[EXERCISE]:
Reproduce the records below exactly as they appear.

Structured figure records
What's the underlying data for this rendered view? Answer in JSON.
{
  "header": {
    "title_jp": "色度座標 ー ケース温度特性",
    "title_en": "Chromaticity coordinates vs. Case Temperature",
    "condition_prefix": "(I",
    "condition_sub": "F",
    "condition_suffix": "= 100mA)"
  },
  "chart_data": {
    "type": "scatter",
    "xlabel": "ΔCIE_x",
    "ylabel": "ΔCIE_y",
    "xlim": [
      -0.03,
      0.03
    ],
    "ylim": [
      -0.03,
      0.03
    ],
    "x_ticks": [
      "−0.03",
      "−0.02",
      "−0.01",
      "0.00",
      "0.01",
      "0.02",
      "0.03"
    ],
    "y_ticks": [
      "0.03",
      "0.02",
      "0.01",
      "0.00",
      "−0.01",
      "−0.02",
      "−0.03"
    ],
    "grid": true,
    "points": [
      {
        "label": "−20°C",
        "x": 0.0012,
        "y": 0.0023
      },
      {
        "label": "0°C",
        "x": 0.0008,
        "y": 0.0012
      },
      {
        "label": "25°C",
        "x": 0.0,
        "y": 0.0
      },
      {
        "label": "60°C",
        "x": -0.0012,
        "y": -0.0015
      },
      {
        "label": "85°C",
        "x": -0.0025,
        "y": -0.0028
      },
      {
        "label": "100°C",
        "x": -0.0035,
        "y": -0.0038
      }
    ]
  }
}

[OUTPUT OF THE TASK]:
What's the underlying data for this rendered view? Answer in JSON.
{
  "header": {
    "title_jp": "色度座標 ー ケース温度特性",
    "title_en": "Chromaticity coordinates vs. Case Temperature",
    "condition_prefix": "(I",
    "condition_sub": "F",
    "condition_suffix": "= 100mA)"
  },
  "chart_data": {
    "type": "scatter",
    "xlabel": "ΔCIE_x",
    "ylabel": "ΔCIE_y",
    "xlim": [
      -0.03,
      0.03
    ],
    "ylim": [
      -0.03,
      0.03
    ],
    "x_ticks": [
      "−0.03",
      "−0.02",
      "−0.01",
      "0.00",
      "0.01",
      "0.02",
      "0.03"
    ],
    "y_ticks": [
      "0.03",
      "0.02",
      "0.01",
      "0.00",
      "−0.01",
      "−0.02",
      "−0.03"
    ],
    "grid": true,
    "points": [
      {
        "label": "−20°C",
        "x": 0.0012,
        "y": 0.0023
      },
      {
        "label": "0°C",
        "x": 0.0008,
        "y": 0.0012
      },
      {
        "label": "25°C",
        "x": 0.0,
        "y": 0.0
      },
      {
        "label": "60°C",
        "x": -0.0012,
        "y": -0.0015
      },
      {
        "label": "85°C",
        "x": -0.0025,
        "y": -0.0028
      },
      {
        "label": "100°C",
        "x": -0.0035,
        "y": -0.0038
      }
    ]
  }
}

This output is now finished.